[Records from a collection]
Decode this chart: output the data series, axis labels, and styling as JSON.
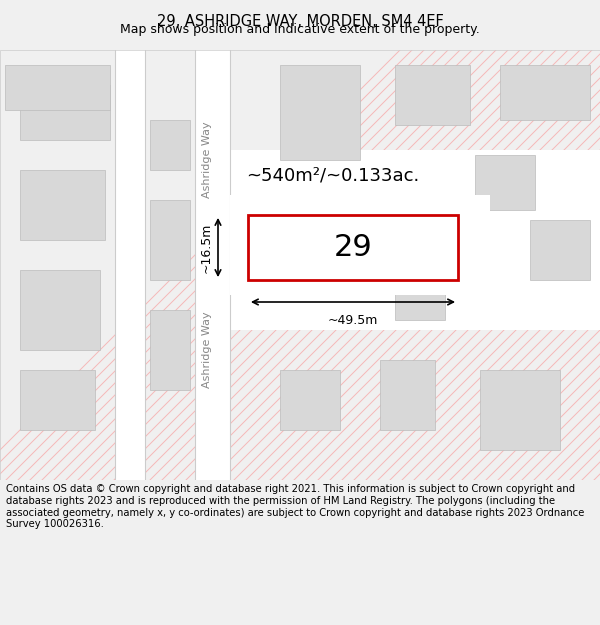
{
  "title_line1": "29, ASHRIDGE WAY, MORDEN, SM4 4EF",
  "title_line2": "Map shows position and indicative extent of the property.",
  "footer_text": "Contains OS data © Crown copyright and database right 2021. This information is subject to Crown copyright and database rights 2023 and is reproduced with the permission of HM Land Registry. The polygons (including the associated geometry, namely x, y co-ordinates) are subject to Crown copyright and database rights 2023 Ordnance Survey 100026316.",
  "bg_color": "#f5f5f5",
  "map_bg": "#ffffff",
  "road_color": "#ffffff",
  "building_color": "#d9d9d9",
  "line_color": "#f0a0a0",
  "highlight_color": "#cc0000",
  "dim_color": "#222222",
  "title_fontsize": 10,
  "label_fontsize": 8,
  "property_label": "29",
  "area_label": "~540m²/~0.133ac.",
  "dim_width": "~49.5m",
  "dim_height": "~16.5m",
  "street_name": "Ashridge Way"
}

> REQUIRED WORK
Set the entries down again exactly. Do not include the images.

> THE RESULT
Decode this chart: output the data series, axis labels, and styling as JSON.
{
  "title_line1": "29, ASHRIDGE WAY, MORDEN, SM4 4EF",
  "title_line2": "Map shows position and indicative extent of the property.",
  "footer_text": "Contains OS data © Crown copyright and database right 2021. This information is subject to Crown copyright and database rights 2023 and is reproduced with the permission of HM Land Registry. The polygons (including the associated geometry, namely x, y co-ordinates) are subject to Crown copyright and database rights 2023 Ordnance Survey 100026316.",
  "bg_color": "#f5f5f5",
  "map_bg": "#ffffff",
  "road_color": "#ffffff",
  "building_color": "#d9d9d9",
  "line_color": "#f0a0a0",
  "highlight_color": "#cc0000",
  "dim_color": "#222222",
  "title_fontsize": 10,
  "label_fontsize": 8,
  "property_label": "29",
  "area_label": "~540m²/~0.133ac.",
  "dim_width": "~49.5m",
  "dim_height": "~16.5m",
  "street_name": "Ashridge Way"
}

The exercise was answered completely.